# TEKS YANG DIBERIKAN
┌──

QIRA'AT QUR'AN
A. Pengertian
Menurut bahasa, qira’at (قراءات) adalah bentuk jamak dari qira’ah (قراءة) yang merupakan isim masdar dari qaraa (قرأ), yang artinya : bacaan. Pengertian qira’at menurut istilah cukup beragam. Hal ini disebabkan oleh keluasan makna dan sisi pandang yang dipakai oleh ulama tersebut. Berikut ini akan diberikan dua pengertian qira’at menurut istilah.
Qira’at menurut al-Zarkasyi merupakan perbedaan lafal-lafal al-Qur'an, baik menyangkut huruf-hurufnya maupun cara pengucapan huruf-huruf tersebut, sepeti takhfif, tasydid dan lain-lain.
Ada pengertian lain tentang qira’at yang lebih luas daripada pengertian dari al-Zarkasyi di atas, yaitu pengertian qira’at menurut pendapat al-Zarqani.
Al-Zarqani memberikan pengertian qira’at sebagai : “Suatu mazhab yang dianut oleh seorang imam dari para imam qurra’ yang berbeda dengan yang lainnya dalam pengucapan al-Qur’an al-Karim dengan kesesuaian riwayat dan thuruq darinya. Baik itu perbedaan dalam pengucapan huruf-huruf ataupun pengucapan bentuknya.”

└──

# CUPLIKAN CATATAN
┌──

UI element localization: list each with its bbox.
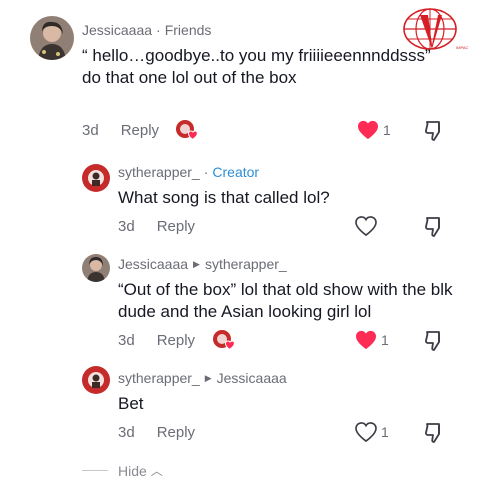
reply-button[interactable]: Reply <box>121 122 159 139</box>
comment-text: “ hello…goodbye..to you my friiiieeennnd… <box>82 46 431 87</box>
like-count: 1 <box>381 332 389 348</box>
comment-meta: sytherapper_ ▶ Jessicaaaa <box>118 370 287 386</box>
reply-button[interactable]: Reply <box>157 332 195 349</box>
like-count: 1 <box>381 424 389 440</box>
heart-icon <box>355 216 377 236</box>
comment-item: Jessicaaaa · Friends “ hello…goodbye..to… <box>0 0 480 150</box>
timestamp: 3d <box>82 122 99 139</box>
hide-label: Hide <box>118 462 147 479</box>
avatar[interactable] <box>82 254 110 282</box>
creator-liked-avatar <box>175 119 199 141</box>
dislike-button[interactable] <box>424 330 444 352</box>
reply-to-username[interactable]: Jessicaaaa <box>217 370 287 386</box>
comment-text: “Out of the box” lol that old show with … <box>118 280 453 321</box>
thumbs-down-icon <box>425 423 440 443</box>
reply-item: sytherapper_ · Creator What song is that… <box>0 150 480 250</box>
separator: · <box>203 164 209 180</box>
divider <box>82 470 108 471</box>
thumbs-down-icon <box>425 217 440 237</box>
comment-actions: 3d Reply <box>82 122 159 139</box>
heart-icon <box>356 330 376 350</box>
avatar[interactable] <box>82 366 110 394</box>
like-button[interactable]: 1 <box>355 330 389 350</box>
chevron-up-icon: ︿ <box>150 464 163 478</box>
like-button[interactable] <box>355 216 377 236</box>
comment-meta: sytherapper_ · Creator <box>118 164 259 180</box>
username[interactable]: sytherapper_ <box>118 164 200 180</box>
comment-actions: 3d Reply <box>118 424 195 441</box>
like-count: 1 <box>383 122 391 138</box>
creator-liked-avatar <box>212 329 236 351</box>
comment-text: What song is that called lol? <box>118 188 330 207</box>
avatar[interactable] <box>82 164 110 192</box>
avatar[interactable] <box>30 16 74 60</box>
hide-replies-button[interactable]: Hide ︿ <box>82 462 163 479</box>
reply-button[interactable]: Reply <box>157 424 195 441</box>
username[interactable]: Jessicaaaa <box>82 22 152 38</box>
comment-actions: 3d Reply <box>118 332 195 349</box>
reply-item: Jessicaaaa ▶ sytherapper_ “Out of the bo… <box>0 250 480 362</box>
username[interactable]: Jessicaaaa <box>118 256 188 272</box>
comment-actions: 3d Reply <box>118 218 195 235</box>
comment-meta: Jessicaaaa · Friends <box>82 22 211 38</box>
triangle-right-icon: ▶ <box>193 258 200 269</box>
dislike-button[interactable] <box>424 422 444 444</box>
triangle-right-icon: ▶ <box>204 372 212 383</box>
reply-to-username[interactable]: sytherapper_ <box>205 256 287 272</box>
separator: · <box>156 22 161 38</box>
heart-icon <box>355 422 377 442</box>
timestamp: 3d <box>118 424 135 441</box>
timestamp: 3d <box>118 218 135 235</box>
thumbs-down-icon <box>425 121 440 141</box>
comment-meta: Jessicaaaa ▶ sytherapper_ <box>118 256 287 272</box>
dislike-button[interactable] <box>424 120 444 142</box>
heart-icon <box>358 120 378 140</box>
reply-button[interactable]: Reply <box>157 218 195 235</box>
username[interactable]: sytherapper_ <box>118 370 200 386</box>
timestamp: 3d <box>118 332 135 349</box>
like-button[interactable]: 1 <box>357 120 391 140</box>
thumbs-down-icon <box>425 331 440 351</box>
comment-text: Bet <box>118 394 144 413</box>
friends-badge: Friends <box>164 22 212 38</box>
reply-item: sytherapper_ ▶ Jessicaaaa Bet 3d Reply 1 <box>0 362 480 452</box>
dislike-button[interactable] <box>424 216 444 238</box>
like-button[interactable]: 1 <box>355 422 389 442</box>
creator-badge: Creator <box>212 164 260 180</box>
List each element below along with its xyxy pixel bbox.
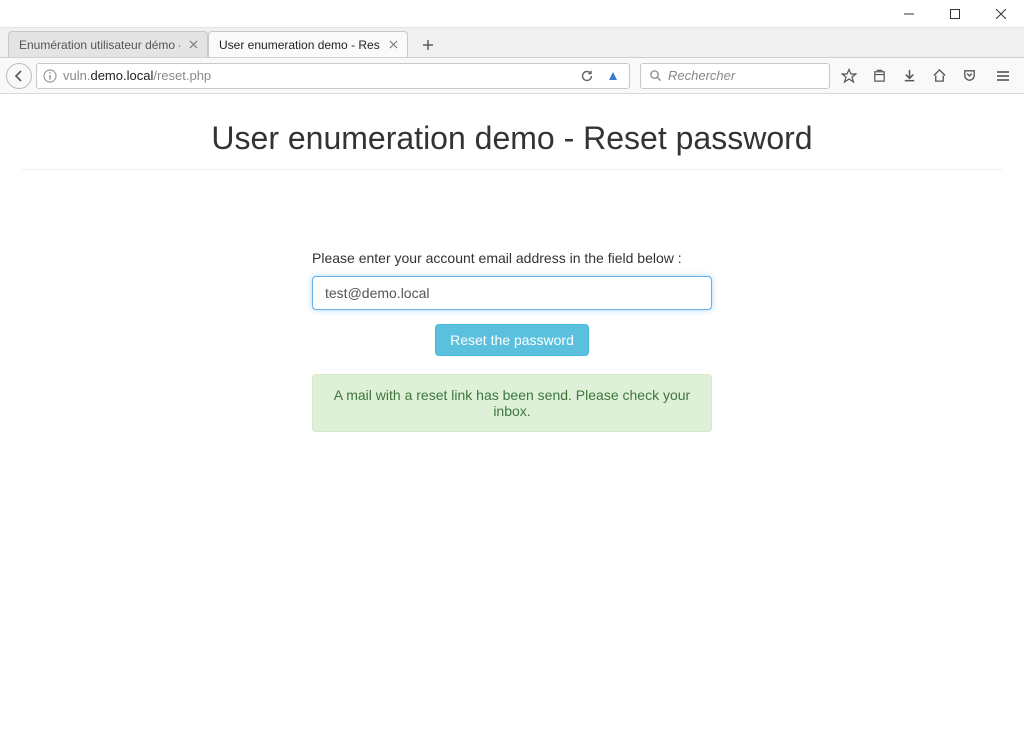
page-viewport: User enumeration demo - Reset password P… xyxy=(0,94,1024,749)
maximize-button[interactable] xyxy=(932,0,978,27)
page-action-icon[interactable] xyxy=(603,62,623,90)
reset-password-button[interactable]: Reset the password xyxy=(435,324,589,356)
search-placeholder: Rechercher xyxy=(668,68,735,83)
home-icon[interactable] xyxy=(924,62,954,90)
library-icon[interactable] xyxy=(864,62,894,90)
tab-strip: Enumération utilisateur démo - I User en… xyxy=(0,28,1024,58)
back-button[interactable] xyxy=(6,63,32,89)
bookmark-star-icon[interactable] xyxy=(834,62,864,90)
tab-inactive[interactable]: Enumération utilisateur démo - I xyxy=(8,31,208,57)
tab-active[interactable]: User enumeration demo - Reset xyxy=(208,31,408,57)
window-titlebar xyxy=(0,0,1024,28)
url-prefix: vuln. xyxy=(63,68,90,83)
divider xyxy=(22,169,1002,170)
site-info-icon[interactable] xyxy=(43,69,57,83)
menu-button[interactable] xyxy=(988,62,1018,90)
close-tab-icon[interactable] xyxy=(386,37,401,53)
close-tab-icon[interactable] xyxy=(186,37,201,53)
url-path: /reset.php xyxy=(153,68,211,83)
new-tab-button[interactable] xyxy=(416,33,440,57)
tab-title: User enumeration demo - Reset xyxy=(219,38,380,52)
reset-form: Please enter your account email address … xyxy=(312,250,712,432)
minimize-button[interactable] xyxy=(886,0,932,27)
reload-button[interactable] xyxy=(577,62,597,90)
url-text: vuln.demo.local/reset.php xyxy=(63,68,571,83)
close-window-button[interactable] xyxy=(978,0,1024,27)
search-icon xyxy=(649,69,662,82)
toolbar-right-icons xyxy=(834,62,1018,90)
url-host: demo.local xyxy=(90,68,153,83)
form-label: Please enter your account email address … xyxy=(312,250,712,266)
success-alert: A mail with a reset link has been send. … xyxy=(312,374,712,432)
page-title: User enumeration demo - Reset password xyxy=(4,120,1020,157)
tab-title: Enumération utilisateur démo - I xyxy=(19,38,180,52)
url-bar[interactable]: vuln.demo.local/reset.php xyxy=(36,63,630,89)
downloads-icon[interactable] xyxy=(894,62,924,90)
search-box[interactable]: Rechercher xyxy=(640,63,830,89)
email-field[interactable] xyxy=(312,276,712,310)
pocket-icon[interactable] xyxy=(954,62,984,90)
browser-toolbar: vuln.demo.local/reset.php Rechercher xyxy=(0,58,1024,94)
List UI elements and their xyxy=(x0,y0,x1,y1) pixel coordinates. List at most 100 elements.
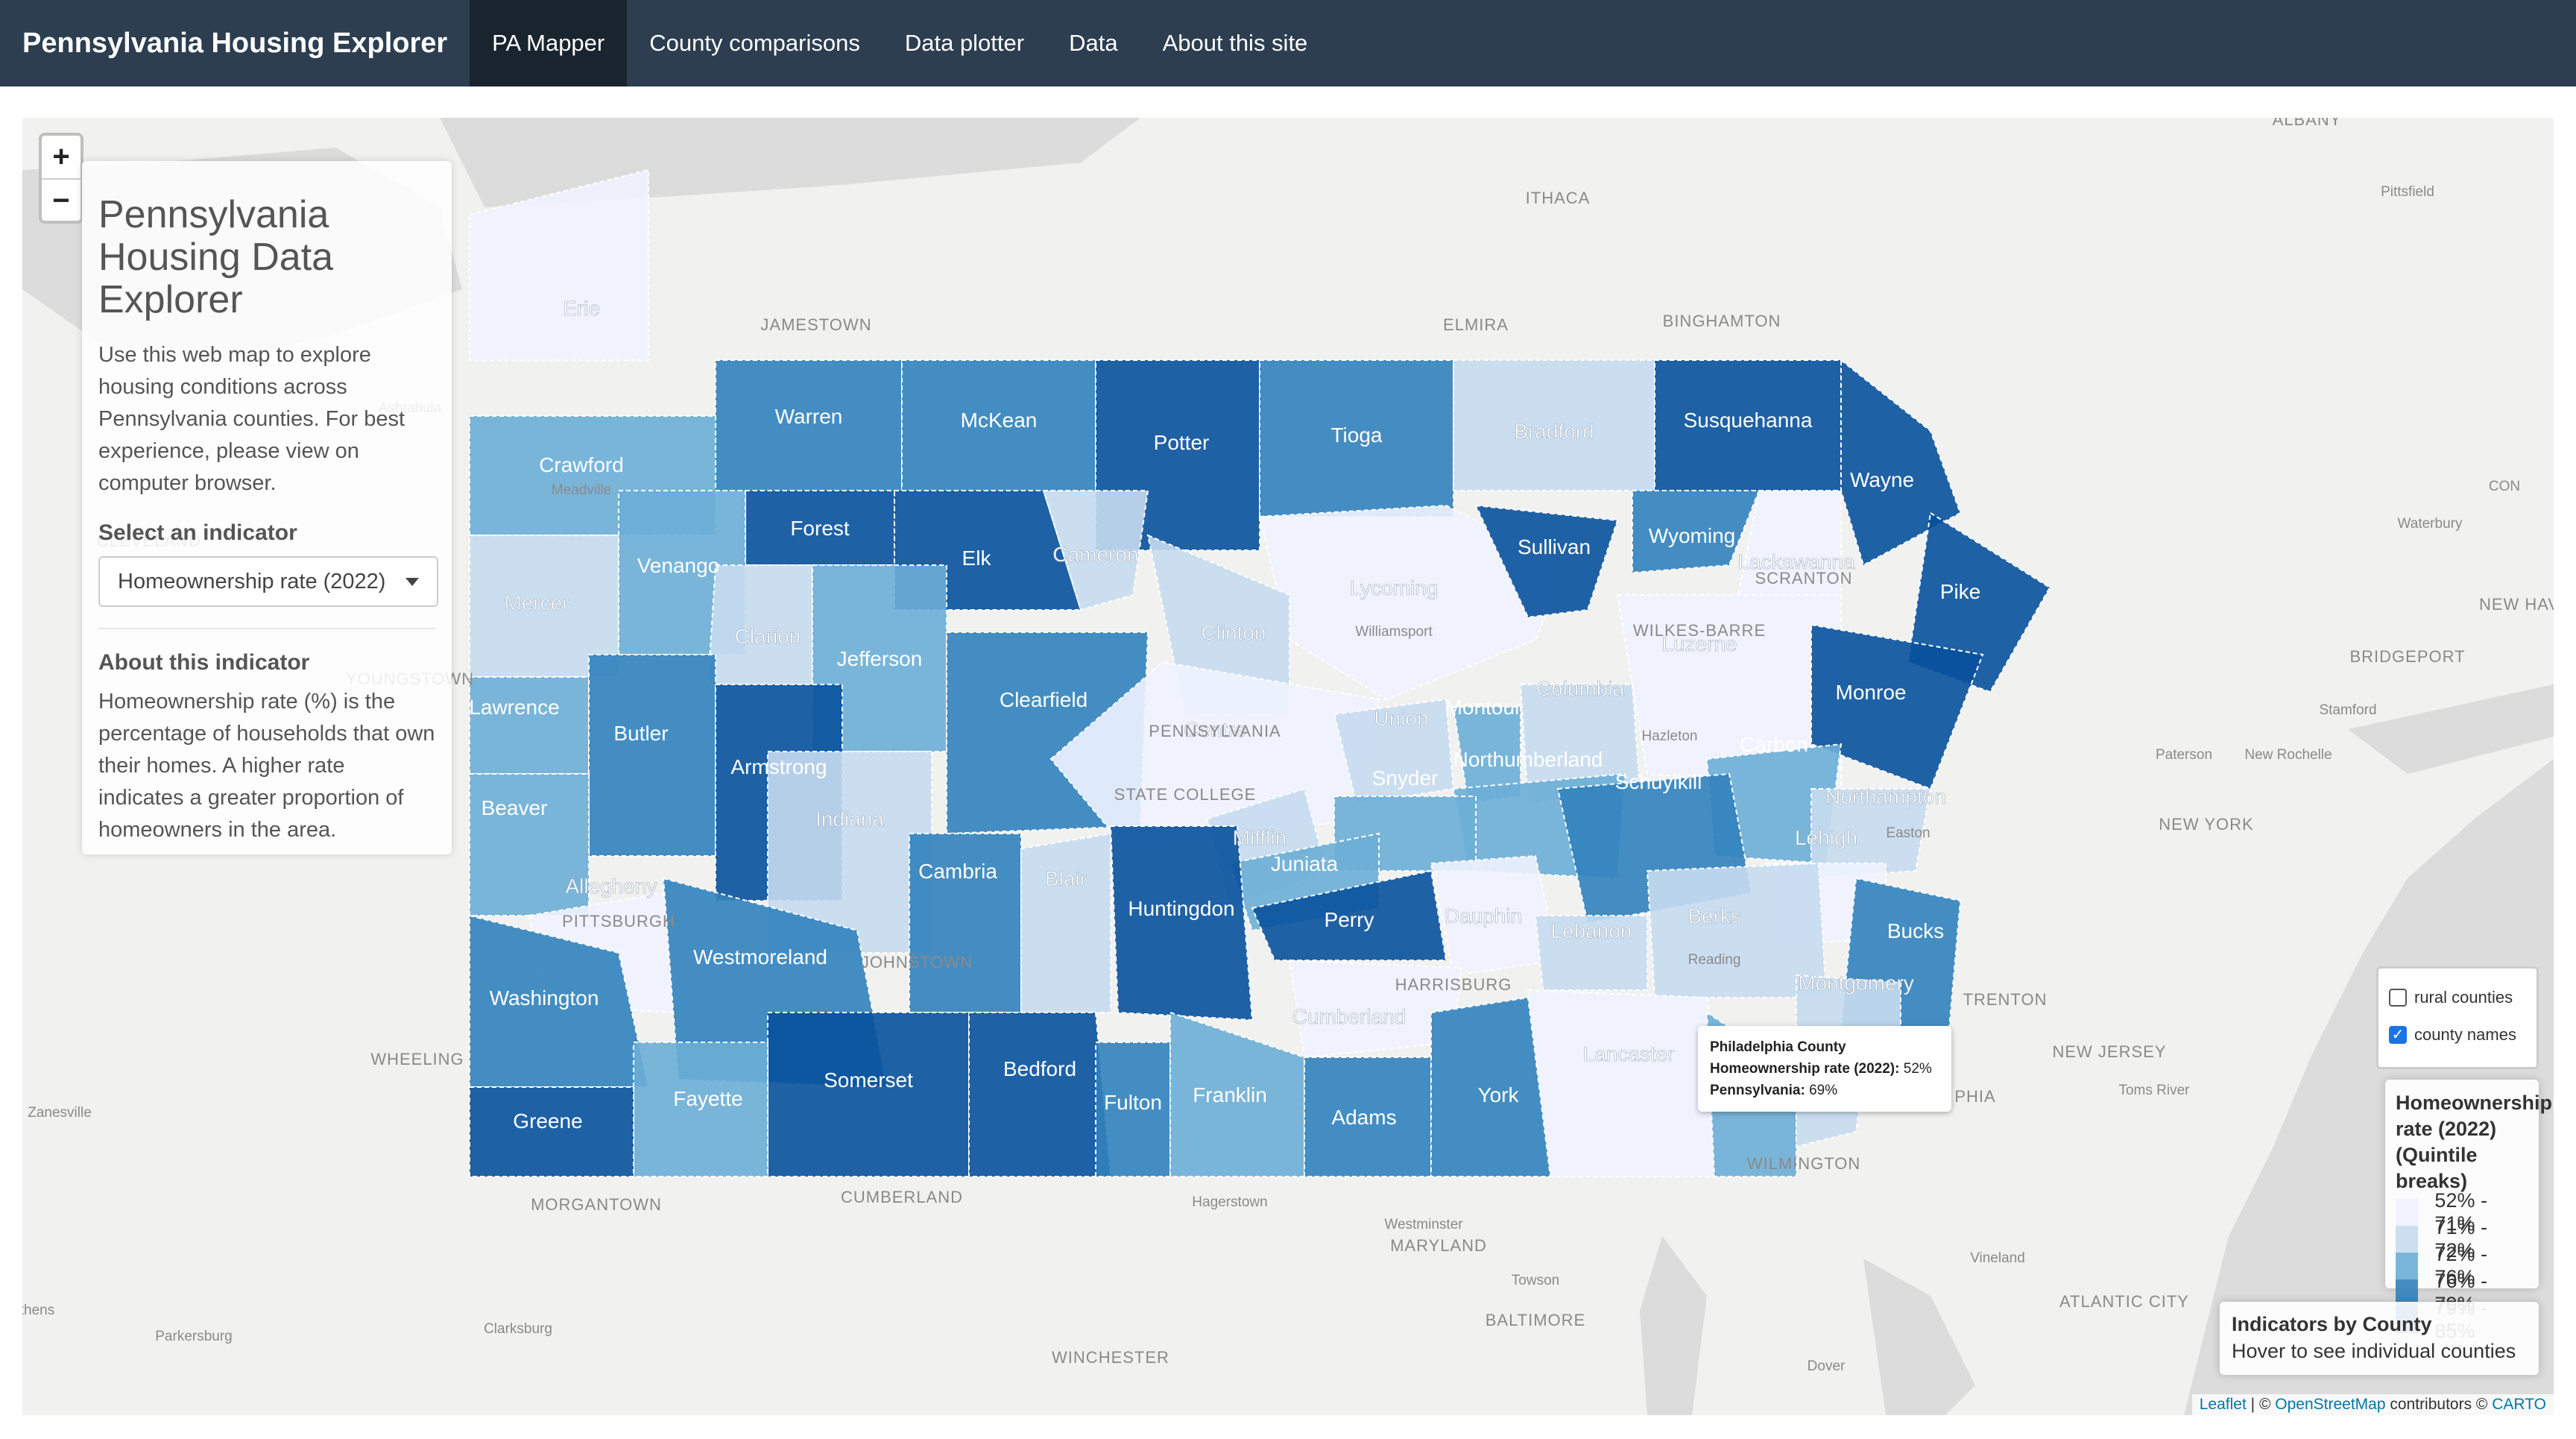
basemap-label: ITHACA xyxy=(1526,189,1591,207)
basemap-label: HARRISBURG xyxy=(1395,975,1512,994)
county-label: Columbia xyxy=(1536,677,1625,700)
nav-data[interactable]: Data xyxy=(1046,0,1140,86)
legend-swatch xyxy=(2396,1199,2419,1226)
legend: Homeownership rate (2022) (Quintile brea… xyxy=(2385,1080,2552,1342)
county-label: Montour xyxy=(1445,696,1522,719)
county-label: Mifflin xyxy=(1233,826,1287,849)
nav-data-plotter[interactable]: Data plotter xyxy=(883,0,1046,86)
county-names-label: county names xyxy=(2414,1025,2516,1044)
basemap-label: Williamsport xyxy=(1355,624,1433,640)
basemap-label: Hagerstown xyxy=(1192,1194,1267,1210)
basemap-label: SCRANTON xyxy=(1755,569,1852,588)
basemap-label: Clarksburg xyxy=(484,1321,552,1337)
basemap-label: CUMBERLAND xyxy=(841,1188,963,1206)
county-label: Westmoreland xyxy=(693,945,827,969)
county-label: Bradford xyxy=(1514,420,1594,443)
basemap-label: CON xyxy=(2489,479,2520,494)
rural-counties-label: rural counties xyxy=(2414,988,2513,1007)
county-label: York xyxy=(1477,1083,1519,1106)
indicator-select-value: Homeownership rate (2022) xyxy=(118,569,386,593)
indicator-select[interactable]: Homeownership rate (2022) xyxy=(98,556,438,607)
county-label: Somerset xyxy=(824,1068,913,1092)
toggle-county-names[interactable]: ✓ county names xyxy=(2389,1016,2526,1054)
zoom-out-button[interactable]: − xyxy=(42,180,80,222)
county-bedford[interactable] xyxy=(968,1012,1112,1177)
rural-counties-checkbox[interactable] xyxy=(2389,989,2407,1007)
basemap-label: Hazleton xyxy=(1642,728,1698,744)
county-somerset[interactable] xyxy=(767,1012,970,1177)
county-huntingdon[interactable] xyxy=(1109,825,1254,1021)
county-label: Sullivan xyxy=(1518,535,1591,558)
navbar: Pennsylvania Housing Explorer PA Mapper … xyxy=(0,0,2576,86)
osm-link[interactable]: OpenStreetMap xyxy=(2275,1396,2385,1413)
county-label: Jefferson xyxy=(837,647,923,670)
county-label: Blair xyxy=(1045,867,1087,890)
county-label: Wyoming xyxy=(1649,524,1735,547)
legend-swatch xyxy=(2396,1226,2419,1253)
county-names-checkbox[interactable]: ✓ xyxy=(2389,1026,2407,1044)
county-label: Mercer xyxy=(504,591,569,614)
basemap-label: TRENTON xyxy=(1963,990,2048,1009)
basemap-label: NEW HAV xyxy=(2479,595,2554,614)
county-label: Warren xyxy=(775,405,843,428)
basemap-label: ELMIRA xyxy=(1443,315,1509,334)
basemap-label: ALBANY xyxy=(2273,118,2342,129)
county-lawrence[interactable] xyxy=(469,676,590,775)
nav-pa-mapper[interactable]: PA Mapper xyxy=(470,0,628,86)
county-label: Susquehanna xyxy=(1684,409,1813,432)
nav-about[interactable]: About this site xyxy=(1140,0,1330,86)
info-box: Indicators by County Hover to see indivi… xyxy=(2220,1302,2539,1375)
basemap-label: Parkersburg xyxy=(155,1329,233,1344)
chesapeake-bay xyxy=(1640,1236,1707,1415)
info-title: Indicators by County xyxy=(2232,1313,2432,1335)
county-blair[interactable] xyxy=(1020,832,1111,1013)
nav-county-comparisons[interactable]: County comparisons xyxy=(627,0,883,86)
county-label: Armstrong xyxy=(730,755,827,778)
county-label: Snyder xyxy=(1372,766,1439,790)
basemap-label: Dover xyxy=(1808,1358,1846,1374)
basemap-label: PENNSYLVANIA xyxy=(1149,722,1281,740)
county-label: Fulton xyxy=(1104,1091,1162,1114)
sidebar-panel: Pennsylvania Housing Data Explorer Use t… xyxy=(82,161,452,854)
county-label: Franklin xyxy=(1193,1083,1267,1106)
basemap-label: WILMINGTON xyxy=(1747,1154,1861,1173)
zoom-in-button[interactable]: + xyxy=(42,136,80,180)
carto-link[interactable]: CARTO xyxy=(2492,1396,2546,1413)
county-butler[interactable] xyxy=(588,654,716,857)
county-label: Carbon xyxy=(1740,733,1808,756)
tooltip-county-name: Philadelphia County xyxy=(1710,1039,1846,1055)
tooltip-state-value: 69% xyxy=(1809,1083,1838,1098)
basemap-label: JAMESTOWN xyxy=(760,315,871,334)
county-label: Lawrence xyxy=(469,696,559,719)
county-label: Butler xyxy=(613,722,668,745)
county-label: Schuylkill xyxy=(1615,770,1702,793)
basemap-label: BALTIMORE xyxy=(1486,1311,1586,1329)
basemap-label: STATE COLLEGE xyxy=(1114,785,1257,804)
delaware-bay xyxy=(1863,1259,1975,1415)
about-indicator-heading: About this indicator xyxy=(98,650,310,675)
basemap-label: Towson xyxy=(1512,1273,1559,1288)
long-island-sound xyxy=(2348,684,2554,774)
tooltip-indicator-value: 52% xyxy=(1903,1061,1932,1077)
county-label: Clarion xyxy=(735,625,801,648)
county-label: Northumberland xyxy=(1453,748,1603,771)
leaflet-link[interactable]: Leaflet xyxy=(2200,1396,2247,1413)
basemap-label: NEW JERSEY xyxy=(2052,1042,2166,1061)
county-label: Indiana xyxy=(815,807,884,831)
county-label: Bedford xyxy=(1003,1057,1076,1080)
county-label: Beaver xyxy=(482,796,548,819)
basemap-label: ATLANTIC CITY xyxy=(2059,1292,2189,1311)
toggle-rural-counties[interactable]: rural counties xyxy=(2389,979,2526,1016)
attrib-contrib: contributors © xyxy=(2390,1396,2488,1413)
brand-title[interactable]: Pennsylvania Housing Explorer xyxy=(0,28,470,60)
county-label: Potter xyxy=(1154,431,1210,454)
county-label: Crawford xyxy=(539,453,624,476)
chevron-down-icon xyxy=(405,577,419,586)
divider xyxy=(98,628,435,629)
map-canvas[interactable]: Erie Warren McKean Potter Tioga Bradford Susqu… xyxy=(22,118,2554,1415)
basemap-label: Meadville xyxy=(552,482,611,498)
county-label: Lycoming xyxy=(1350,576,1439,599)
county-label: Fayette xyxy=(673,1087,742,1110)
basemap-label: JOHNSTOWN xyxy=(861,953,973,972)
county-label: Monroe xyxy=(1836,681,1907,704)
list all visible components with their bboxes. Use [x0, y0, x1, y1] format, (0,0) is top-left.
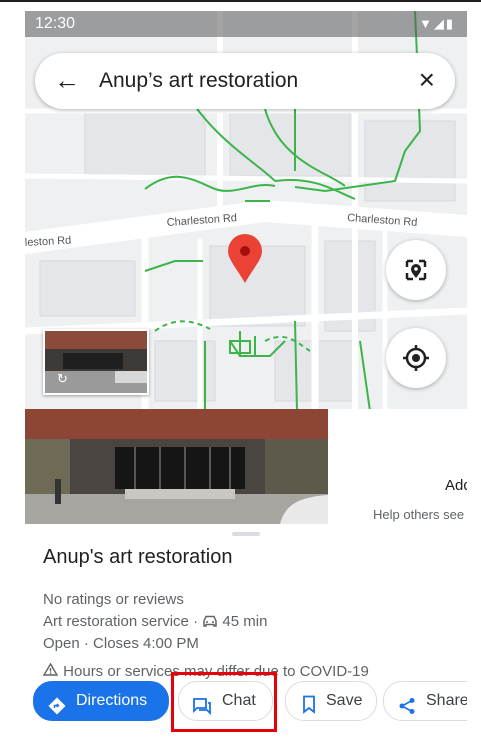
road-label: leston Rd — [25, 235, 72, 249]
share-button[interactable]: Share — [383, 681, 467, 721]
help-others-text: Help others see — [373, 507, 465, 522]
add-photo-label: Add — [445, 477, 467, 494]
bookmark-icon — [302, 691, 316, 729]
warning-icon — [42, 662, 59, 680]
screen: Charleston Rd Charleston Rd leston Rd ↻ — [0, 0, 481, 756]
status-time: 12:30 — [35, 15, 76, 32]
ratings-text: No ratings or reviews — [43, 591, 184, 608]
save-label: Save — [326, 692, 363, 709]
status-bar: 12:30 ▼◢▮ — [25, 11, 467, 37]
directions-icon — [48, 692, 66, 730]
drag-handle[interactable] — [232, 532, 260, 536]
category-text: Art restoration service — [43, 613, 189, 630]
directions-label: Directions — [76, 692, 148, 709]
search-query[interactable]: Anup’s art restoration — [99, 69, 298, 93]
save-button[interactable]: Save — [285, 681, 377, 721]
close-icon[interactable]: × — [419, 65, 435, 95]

└──

# TUJUAN LATIHAN
Bagaimana bunyi bagian teks tentang qira'at dari "QIRA'AT QUR'AN" sampai dengan "tasydid dan lain-lain." jika "bacaan" diganti dengan "pembacaan"? Catatan di atas diambil dari sumber yang berbeda.

# JAWABAN
QIRA'AT QUR'AN
A. Pengertian
Menurut bahasa, qira’at (قراءات) adalah bentuk jamak dari qira’ah (قراءة) yang merupakan isim masdar dari qaraa (قرأ), yang artinya : pembacaan. Pengertian qira’at menurut istilah cukup beragam. Hal ini disebabkan oleh keluasan makna dan sisi pandang yang dipakai oleh ulama tersebut. Berikut ini akan diberikan dua pengertian qira’at menurut istilah.
Qira’at menurut al-Zarkasyi merupakan perbedaan lafal-lafal al-Qur'an, baik menyangkut huruf-hurufnya maupun cara pengucapan huruf-huruf tersebut, sepeti takhfif, tasydid dan lain-lain.